• Consegna:
Secondo il testo sull'aggressione a Berlusconi, che cosa ha messo fine all'«incanto» di solidarietà e dopo quanto tempo? Rispondi in una o due frasi.

• Testo del documento:
◇ ◇ ◇ ◇ ◇

NEMMENO il più ostinato pessimismo poteva attendersi che sarebbe durato un sol giorno lo sbigottimento e il dolore per il volto insanguinato di Silvio Berlusconi. Poche ore per sbarazzarsi, come di un ostacolo ingombrante, di ogni solidarietà umana, pensiero autocritico, reciproco invito a evitare il dissolversi di ogni legame comunitario, ad accettare una responsabilità collettiva in ordine alla promozione del bene comune.

Il volto di Berlusconi, contorto dalla sofferenza inflittagli dalla violenza di un matto, avrebbe potuto (e dovuto) sollecitare ciascuno di noi a sentirsi communis, "colui che condivide un carico", e tutti noi communitas allegata da un dovere, da un debito, dalla promessa di un reciproco dono (munus) che nessuno può tenere per sé. Quando è durato quest'incanto? Dieci ore, quindici? Appena i luoghi pubblici (il Parlamento, i talk-show televisivi) si sono riaperti, è ritornata la notte abitata dallo spirito di intolleranza, esclusione, violenza che appaiono il segno distintivo di questa cultura di governo. Chi ha armato la mano del matto? Chi è il mandante? Di chi è la colpa? E quindi chi deve essere sorvegliato, punito, imbavagliato, espulso? Quali sono i giornali, i giornalisti, i social network che devono ammutolirsi? Quali regole e controlli dare alle manifestazioni pubbliche? Quali sono i "padri" di quella "cultura responsabile del clima d'odio" da mettere all'indice (e c'è chi già elenca, incauto: Gobetti, Bobbio, Gramsci, Dossetti)?

◇ ◇ ◇ ◇ ◇

• Materiale:
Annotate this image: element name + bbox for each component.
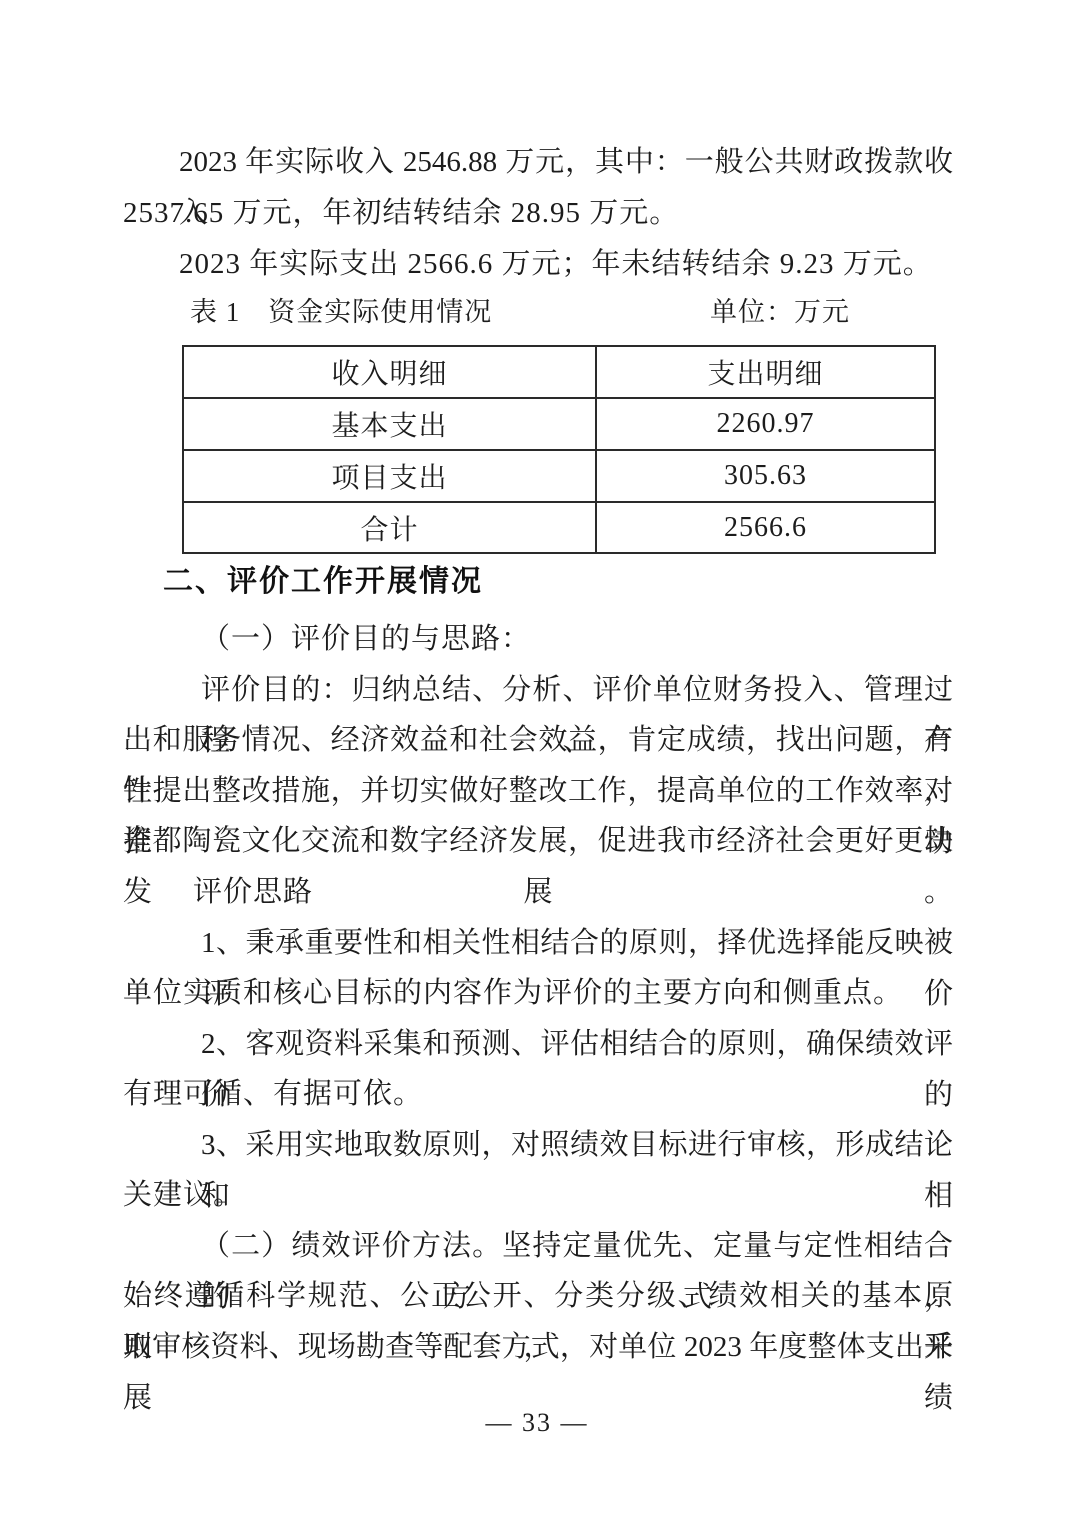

◇ ◇ ◇ ◇ ◇

• Risposta:
L'«incanto» è durato poche ore, forse dieci o quindici, nemmeno un giorno. È finito appena i luoghi pubblici, il Parlamento e i talk-show televisivi, hanno riaperto, perché allora è tornato lo spirito di intolleranza, esclusione e violenza.